## START EXERCISE INPUT
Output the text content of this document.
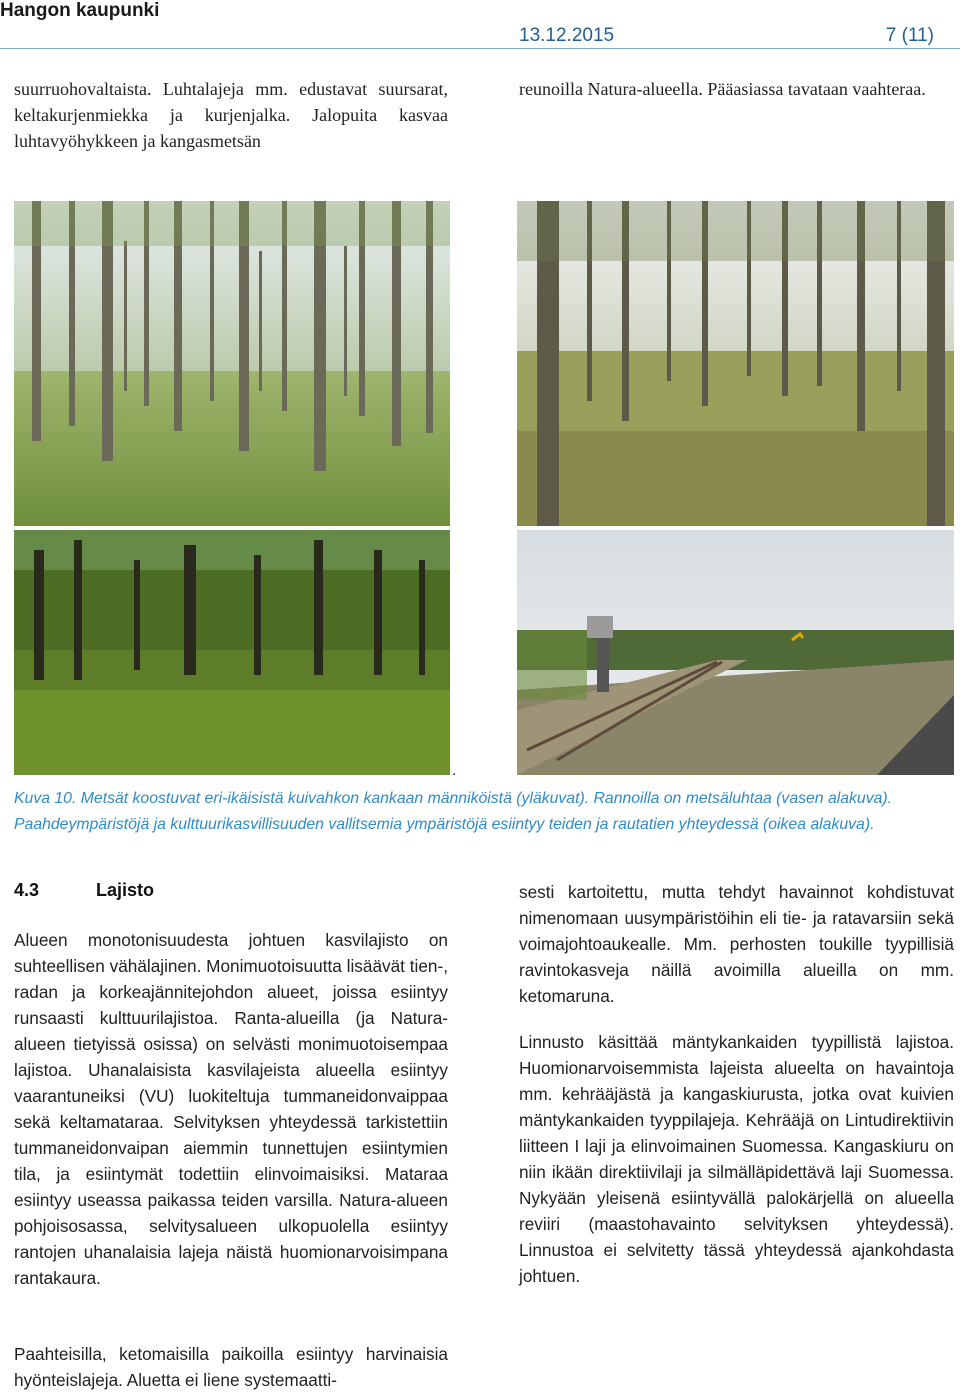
Hangon kaupunki
13.12.2015	7 (11)
suurruohovaltaista. Luhtalajeja mm. edustavat suursarat, keltakurjenmiekka ja kurjenjalka. Jalopuita kasvaa luhtavyöhykkeen ja kangasmetsän
reunoilla Natura-alueella. Pääasiassa tavataan vaahteraa.
.
Kuva 10. Metsät koostuvat eri-ikäisistä kuivahkon kankaan männiköistä (yläkuvat). Rannoilla on metsäluhtaa (vasen alakuva). Paahdeympäristöjä ja kulttuurikasvillisuuden vallitsemia ympäristöjä esiintyy teiden ja rautatien yhteydessä (oikea alakuva).
4.3	Lajisto
Alueen monotonisuudesta johtuen kasvilajisto on suhteellisen vähälajinen. Monimuotoisuutta lisäävät tien-, radan ja korkeajännitejohdon alueet, joissa esiintyy runsaasti kulttuurilajistoa. Ranta-alueilla (ja Natura-alueen tietyissä osissa) on selvästi monimuotoisempaa lajistoa. Uhanalaisista kasvilajeista alueella esiintyy vaarantuneiksi (VU) luokiteltuja tummaneidonvaippaa sekä keltamataraa. Selvityksen yhteydessä tarkistettiin tummaneidonvaipan aiemmin tunnettujen esiintymien tila, ja esiintymät todettiin elinvoimaisiksi. Mataraa esiintyy useassa paikassa teiden varsilla. Natura-alueen pohjoisosassa, selvitysalueen ulkopuolella esiintyy rantojen uhanalaisia lajeja näistä huomionarvoisimpana rantakaura.
Paahteisilla, ketomaisilla paikoilla esiintyy harvinaisia hyönteislajeja. Aluetta ei liene systemaatti-
sesti kartoitettu, mutta tehdyt havainnot kohdistuvat nimenomaan uusympäristöihin eli tie- ja ratavarsiin sekä voimajohtoaukealle. Mm. perhosten toukille tyypillisiä ravintokasveja näillä avoimilla alueilla on mm. ketomaruna.
Linnusto käsittää mäntykankaiden tyypillistä lajistoa. Huomionarvoisemmista lajeista alueelta on havaintoja mm. kehrääjästä ja kangaskiurusta, jotka ovat kuivien mäntykankaiden tyyppilajeja. Kehrääjä on Lintudirektiivin liitteen I laji ja elinvoimainen Suomessa. Kangaskiuru on niin ikään direktiivilaji ja silmälläpidettävä laji Suomessa. Nykyään yleisenä esiintyvällä palokärjellä on alueella reviiri (maastohavainto selvityksen yhteydessä). Linnustoa ei selvitetty tässä yhteydessä ajankohdasta johtuen.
## END EXERCISE INPUT
▶ _WRITTEN EXERCISE_
Every line above should be repeated exactly; pictures stay out of the copy.

▶ _ANSWER TO THIS TASK_
Output the text content of this document.
Hangon kaupunki
13.12.2015	7 (11)
suurruohovaltaista. Luhtalajeja mm. edustavat suursarat, keltakurjenmiekka ja kurjenjalka. Jalopuita kasvaa luhtavyöhykkeen ja kangasmetsän
reunoilla Natura-alueella. Pääasiassa tavataan vaahteraa.
.
Kuva 10. Metsät koostuvat eri-ikäisistä kuivahkon kankaan männiköistä (yläkuvat). Rannoilla on metsäluhtaa (vasen alakuva). Paahdeympäristöjä ja kulttuurikasvillisuuden vallitsemia ympäristöjä esiintyy teiden ja rautatien yhteydessä (oikea alakuva).
4.3	Lajisto
Alueen monotonisuudesta johtuen kasvilajisto on suhteellisen vähälajinen. Monimuotoisuutta lisäävät tien-, radan ja korkeajännitejohdon alueet, joissa esiintyy runsaasti kulttuurilajistoa. Ranta-alueilla (ja Natura-alueen tietyissä osissa) on selvästi monimuotoisempaa lajistoa. Uhanalaisista kasvilajeista alueella esiintyy vaarantuneiksi (VU) luokiteltuja tummaneidonvaippaa sekä keltamataraa. Selvityksen yhteydessä tarkistettiin tummaneidonvaipan aiemmin tunnettujen esiintymien tila, ja esiintymät todettiin elinvoimaisiksi. Mataraa esiintyy useassa paikassa teiden varsilla. Natura-alueen pohjoisosassa, selvitysalueen ulkopuolella esiintyy rantojen uhanalaisia lajeja näistä huomionarvoisimpana rantakaura.
Paahteisilla, ketomaisilla paikoilla esiintyy harvinaisia hyönteislajeja. Aluetta ei liene systemaatti-
sesti kartoitettu, mutta tehdyt havainnot kohdistuvat nimenomaan uusympäristöihin eli tie- ja ratavarsiin sekä voimajohtoaukealle. Mm. perhosten toukille tyypillisiä ravintokasveja näillä avoimilla alueilla on mm. ketomaruna.
Linnusto käsittää mäntykankaiden tyypillistä lajistoa. Huomionarvoisemmista lajeista alueelta on havaintoja mm. kehrääjästä ja kangaskiurusta, jotka ovat kuivien mäntykankaiden tyyppilajeja. Kehrääjä on Lintudirektiivin liitteen I laji ja elinvoimainen Suomessa. Kangaskiuru on niin ikään direktiivilaji ja silmälläpidettävä laji Suomessa. Nykyään yleisenä esiintyvällä palokärjellä on alueella reviiri (maastohavainto selvityksen yhteydessä). Linnustoa ei selvitetty tässä yhteydessä ajankohdasta johtuen.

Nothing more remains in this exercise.